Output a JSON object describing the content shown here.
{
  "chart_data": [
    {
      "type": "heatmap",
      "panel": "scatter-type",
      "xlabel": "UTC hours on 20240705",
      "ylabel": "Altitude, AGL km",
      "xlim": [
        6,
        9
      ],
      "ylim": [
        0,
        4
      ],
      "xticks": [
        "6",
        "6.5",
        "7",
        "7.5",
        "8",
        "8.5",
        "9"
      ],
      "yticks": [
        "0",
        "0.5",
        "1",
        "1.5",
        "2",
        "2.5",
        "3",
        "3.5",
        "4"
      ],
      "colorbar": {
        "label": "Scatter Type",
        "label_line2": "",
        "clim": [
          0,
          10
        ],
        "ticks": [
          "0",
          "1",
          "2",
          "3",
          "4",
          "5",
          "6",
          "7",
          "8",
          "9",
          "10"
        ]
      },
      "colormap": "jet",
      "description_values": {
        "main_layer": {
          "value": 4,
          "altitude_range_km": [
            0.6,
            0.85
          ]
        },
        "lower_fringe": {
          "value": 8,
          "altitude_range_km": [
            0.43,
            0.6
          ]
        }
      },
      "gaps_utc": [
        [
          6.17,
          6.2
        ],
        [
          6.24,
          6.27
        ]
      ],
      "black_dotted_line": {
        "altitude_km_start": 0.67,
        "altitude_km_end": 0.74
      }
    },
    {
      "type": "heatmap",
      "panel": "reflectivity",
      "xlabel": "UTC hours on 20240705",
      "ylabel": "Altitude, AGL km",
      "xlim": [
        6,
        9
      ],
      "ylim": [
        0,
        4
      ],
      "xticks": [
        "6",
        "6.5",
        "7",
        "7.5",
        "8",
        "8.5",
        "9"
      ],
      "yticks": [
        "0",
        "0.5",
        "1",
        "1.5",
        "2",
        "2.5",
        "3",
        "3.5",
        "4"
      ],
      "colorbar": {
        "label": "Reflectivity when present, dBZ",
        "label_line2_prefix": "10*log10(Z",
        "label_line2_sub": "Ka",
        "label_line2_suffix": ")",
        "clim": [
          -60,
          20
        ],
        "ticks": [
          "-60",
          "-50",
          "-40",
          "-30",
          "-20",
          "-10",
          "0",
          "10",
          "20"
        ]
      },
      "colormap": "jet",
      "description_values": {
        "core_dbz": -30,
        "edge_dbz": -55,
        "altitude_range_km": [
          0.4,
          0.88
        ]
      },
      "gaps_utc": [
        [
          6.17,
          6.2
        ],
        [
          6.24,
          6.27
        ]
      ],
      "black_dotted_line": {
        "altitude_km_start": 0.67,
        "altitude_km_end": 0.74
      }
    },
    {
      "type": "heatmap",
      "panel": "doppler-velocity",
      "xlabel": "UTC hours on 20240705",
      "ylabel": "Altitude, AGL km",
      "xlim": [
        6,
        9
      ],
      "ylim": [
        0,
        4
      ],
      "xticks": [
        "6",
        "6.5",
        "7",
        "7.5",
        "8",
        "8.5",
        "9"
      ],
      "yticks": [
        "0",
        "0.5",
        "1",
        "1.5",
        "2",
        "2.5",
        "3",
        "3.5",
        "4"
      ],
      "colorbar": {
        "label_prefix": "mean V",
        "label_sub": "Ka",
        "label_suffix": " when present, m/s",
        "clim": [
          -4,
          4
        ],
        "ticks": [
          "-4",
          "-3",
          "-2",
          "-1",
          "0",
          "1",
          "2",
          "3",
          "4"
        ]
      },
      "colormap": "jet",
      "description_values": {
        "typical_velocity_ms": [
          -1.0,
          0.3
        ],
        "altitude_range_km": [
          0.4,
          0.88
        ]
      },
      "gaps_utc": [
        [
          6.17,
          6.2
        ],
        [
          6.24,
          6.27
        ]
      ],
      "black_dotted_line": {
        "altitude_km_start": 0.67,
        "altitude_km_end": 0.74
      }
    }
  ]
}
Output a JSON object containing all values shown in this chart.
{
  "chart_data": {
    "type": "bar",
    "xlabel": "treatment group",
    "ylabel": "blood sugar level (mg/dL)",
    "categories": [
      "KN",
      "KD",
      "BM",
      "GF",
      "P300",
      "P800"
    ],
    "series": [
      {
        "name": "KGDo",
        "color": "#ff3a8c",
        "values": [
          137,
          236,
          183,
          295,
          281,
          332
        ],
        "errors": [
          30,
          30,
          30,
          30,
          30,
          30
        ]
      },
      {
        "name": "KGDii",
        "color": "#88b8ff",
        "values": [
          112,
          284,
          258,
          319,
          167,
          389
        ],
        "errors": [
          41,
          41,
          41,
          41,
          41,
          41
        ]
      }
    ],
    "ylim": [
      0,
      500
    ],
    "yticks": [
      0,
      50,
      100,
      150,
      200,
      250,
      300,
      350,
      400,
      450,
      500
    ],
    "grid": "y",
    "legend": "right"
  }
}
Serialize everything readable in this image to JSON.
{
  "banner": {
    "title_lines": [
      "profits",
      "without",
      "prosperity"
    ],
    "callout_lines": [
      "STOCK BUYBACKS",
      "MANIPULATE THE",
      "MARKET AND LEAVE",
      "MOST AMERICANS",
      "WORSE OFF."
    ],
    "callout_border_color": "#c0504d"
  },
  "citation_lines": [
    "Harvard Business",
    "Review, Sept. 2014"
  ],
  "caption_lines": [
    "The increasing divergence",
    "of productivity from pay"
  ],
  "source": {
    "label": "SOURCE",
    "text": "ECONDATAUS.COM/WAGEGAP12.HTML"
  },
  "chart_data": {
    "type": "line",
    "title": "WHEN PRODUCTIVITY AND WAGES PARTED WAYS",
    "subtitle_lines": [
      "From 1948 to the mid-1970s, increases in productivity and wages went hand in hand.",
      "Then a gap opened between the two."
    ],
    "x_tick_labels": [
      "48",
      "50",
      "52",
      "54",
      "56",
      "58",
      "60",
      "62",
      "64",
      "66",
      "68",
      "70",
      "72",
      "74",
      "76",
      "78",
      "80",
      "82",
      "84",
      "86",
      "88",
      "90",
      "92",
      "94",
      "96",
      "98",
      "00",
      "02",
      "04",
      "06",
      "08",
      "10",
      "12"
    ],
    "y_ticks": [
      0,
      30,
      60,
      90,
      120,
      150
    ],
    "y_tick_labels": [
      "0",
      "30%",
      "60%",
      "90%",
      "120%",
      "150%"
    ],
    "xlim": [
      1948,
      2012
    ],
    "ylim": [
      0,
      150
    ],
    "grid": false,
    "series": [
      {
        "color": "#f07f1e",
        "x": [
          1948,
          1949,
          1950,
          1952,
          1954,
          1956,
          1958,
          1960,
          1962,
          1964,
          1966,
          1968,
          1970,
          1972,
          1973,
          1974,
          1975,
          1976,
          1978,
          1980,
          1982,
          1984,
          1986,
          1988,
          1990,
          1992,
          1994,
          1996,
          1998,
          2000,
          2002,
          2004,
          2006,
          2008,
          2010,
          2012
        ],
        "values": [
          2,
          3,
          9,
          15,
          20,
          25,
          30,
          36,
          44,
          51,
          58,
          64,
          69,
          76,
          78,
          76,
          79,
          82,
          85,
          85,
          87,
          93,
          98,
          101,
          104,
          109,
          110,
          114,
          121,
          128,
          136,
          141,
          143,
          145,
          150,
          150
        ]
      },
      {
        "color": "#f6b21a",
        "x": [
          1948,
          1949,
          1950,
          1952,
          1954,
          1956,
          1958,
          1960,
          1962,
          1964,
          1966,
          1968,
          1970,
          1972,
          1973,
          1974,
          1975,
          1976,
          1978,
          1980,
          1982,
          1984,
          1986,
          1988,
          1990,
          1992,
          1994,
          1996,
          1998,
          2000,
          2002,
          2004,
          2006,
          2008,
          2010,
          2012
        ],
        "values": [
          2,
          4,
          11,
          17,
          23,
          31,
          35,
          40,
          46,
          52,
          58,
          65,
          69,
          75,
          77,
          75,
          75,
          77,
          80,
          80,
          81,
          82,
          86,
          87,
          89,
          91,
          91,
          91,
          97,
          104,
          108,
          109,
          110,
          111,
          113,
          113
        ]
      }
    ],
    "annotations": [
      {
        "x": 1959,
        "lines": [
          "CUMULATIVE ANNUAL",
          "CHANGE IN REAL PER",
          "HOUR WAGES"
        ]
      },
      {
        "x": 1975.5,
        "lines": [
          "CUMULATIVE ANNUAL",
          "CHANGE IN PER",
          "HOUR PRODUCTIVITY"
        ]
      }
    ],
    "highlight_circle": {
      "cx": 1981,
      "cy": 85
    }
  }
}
▬▬▬▬▬▬
YOUR GOAL: In the records above, find each line that holds the word "object"; copy all such lines.

PROBLEM SOLUTION:
Output a JSON object describing the content shown here.
Output a JSON object containing all values shown in this chart.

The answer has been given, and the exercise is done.